[Records from a collection]
============================================================

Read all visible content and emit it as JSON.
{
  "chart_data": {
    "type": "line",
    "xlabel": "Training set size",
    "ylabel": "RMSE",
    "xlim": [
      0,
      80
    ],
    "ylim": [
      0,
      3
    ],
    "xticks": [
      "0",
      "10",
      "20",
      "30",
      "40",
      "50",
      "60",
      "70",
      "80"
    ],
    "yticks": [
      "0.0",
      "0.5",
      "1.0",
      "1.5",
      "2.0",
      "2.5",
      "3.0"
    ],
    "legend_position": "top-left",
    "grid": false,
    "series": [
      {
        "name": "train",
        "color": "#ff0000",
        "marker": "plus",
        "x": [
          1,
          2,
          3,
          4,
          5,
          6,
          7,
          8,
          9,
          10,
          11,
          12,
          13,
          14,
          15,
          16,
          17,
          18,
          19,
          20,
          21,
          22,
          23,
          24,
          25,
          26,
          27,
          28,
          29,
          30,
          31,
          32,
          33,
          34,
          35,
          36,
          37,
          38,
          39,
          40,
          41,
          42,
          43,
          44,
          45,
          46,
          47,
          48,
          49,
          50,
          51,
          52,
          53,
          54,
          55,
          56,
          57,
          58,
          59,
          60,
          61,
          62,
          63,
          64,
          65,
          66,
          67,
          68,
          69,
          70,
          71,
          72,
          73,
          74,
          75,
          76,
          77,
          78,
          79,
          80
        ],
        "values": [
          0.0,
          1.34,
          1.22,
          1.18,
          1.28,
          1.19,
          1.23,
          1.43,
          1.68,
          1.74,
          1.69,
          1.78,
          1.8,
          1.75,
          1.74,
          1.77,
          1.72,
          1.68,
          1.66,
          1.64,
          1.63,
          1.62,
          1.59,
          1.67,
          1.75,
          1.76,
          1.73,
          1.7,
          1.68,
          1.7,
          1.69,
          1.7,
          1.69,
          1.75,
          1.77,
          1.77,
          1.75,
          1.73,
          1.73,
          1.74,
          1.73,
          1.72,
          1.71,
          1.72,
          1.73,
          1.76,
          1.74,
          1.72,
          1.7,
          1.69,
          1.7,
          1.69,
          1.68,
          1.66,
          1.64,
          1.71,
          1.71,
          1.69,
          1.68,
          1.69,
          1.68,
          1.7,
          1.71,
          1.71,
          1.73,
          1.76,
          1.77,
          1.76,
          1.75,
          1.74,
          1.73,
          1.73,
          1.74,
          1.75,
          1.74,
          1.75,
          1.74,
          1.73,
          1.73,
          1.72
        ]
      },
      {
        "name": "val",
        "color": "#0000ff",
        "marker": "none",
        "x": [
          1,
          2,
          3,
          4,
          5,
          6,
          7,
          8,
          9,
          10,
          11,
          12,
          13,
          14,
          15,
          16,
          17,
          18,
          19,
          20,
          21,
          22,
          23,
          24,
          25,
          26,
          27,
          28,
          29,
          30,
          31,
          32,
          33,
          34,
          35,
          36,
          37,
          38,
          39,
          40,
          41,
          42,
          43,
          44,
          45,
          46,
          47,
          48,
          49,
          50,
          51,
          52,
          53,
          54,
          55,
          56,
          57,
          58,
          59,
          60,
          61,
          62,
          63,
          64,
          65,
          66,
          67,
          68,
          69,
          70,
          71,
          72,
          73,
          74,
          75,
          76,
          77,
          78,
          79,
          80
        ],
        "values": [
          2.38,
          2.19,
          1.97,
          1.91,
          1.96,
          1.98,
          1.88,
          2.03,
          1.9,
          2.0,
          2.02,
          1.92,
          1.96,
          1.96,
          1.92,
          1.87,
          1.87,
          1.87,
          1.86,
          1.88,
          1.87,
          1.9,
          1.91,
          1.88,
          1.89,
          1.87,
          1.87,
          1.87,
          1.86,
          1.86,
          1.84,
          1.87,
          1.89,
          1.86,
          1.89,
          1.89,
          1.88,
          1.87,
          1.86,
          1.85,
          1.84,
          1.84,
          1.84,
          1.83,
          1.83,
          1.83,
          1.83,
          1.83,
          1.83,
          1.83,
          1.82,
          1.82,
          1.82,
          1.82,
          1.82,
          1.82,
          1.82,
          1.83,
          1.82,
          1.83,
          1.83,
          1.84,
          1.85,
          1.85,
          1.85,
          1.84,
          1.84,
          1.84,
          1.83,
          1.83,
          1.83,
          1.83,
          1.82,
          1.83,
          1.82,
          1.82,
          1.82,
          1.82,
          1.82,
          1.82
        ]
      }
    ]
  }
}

============================================================

Problem to solve
Write the material out again in its entirety, exactly as shown.

Response
Read all visible content and emit it as JSON.
{
  "chart_data": {
    "type": "line",
    "xlabel": "Training set size",
    "ylabel": "RMSE",
    "xlim": [
      0,
      80
    ],
    "ylim": [
      0,
      3
    ],
    "xticks": [
      "0",
      "10",
      "20",
      "30",
      "40",
      "50",
      "60",
      "70",
      "80"
    ],
    "yticks": [
      "0.0",
      "0.5",
      "1.0",
      "1.5",
      "2.0",
      "2.5",
      "3.0"
    ],
    "legend_position": "top-left",
    "grid": false,
    "series": [
      {
        "name": "train",
        "color": "#ff0000",
        "marker": "plus",
        "x": [
          1,
          2,
          3,
          4,
          5,
          6,
          7,
          8,
          9,
          10,
          11,
          12,
          13,
          14,
          15,
          16,
          17,
          18,
          19,
          20,
          21,
          22,
          23,
          24,
          25,
          26,
          27,
          28,
          29,
          30,
          31,
          32,
          33,
          34,
          35,
          36,
          37,
          38,
          39,
          40,
          41,
          42,
          43,
          44,
          45,
          46,
          47,
          48,
          49,
          50,
          51,
          52,
          53,
          54,
          55,
          56,
          57,
          58,
          59,
          60,
          61,
          62,
          63,
          64,
          65,
          66,
          67,
          68,
          69,
          70,
          71,
          72,
          73,
          74,
          75,
          76,
          77,
          78,
          79,
          80
        ],
        "values": [
          0.0,
          1.34,
          1.22,
          1.18,
          1.28,
          1.19,
          1.23,
          1.43,
          1.68,
          1.74,
          1.69,
          1.78,
          1.8,
          1.75,
          1.74,
          1.77,
          1.72,
          1.68,
          1.66,
          1.64,
          1.63,
          1.62,
          1.59,
          1.67,
          1.75,
          1.76,
          1.73,
          1.7,
          1.68,
          1.7,
          1.69,
          1.7,
          1.69,
          1.75,
          1.77,
          1.77,
          1.75,
          1.73,
          1.73,
          1.74,
          1.73,
          1.72,
          1.71,
          1.72,
          1.73,
          1.76,
          1.74,
          1.72,
          1.7,
          1.69,
          1.7,
          1.69,
          1.68,
          1.66,
          1.64,
          1.71,
          1.71,
          1.69,
          1.68,
          1.69,
          1.68,
          1.7,
          1.71,
          1.71,
          1.73,
          1.76,
          1.77,
          1.76,
          1.75,
          1.74,
          1.73,
          1.73,
          1.74,
          1.75,
          1.74,
          1.75,
          1.74,
          1.73,
          1.73,
          1.72
        ]
      },
      {
        "name": "val",
        "color": "#0000ff",
        "marker": "none",
        "x": [
          1,
          2,
          3,
          4,
          5,
          6,
          7,
          8,
          9,
          10,
          11,
          12,
          13,
          14,
          15,
          16,
          17,
          18,
          19,
          20,
          21,
          22,
          23,
          24,
          25,
          26,
          27,
          28,
          29,
          30,
          31,
          32,
          33,
          34,
          35,
          36,
          37,
          38,
          39,
          40,
          41,
          42,
          43,
          44,
          45,
          46,
          47,
          48,
          49,
          50,
          51,
          52,
          53,
          54,
          55,
          56,
          57,
          58,
          59,
          60,
          61,
          62,
          63,
          64,
          65,
          66,
          67,
          68,
          69,
          70,
          71,
          72,
          73,
          74,
          75,
          76,
          77,
          78,
          79,
          80
        ],
        "values": [
          2.38,
          2.19,
          1.97,
          1.91,
          1.96,
          1.98,
          1.88,
          2.03,
          1.9,
          2.0,
          2.02,
          1.92,
          1.96,
          1.96,
          1.92,
          1.87,
          1.87,
          1.87,
          1.86,
          1.88,
          1.87,
          1.9,
          1.91,
          1.88,
          1.89,
          1.87,
          1.87,
          1.87,
          1.86,
          1.86,
          1.84,
          1.87,
          1.89,
          1.86,
          1.89,
          1.89,
          1.88,
          1.87,
          1.86,
          1.85,
          1.84,
          1.84,
          1.84,
          1.83,
          1.83,
          1.83,
          1.83,
          1.83,
          1.83,
          1.83,
          1.82,
          1.82,
          1.82,
          1.82,
          1.82,
          1.82,
          1.82,
          1.83,
          1.82,
          1.83,
          1.83,
          1.84,
          1.85,
          1.85,
          1.85,
          1.84,
          1.84,
          1.84,
          1.83,
          1.83,
          1.83,
          1.83,
          1.82,
          1.83,
          1.82,
          1.82,
          1.82,
          1.82,
          1.82,
          1.82
        ]
      }
    ]
  }
}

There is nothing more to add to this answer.